→ **What is required**: Please copy every line in the items below that contains the string "Kodikal".
## start Dataset rows
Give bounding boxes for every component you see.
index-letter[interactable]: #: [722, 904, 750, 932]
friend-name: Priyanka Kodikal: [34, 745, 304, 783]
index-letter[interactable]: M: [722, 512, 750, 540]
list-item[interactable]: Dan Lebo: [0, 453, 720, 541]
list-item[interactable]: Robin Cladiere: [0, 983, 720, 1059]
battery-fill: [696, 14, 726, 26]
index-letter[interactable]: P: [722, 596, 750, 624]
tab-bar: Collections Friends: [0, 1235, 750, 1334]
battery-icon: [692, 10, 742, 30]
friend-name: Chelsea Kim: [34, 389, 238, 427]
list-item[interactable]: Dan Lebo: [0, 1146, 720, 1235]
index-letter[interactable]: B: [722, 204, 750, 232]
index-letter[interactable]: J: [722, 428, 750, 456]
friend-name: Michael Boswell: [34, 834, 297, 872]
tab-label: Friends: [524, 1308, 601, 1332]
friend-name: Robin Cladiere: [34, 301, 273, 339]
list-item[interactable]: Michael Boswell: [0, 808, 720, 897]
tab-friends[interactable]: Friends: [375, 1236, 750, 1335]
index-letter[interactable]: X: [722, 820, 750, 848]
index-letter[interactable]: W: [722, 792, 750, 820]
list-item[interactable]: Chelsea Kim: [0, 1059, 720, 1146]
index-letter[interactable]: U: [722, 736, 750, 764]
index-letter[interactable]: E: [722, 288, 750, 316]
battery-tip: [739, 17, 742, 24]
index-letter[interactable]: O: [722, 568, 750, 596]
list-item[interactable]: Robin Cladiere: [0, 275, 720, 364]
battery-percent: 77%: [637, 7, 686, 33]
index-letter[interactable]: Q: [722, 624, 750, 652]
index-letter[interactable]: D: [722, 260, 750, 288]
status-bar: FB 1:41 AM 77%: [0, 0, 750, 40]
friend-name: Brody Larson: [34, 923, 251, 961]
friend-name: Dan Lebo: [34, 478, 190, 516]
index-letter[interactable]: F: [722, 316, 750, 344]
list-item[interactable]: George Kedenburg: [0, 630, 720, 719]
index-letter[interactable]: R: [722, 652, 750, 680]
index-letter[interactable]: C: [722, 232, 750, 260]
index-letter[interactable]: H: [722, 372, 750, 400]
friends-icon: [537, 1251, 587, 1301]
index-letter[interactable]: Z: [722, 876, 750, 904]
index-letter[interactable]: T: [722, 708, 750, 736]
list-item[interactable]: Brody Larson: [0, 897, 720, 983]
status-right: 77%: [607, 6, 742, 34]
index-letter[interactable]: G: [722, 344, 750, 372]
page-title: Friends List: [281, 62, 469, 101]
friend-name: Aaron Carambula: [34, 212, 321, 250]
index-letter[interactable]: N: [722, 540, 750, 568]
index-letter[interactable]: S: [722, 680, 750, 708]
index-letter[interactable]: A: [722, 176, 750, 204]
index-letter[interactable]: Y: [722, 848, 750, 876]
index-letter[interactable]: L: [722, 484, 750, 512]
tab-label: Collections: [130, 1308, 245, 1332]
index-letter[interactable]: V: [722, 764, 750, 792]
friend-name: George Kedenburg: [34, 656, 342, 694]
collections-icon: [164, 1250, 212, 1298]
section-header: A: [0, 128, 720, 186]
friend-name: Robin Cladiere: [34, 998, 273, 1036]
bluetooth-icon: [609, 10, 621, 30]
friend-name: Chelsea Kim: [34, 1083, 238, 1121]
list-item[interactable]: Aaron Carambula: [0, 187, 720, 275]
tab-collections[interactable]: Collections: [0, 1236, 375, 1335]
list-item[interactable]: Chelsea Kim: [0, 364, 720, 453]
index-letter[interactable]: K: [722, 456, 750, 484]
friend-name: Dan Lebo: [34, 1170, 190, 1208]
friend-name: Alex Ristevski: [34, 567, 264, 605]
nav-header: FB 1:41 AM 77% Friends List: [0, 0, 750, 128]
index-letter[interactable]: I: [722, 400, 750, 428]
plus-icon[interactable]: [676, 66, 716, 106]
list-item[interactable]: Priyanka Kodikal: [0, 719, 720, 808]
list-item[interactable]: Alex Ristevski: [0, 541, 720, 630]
## end Dataset rows
→ **Exercise output**:
friend-name: Priyanka Kodikal: [34, 745, 304, 783]
list-item[interactable]: Priyanka Kodikal: [0, 719, 720, 808]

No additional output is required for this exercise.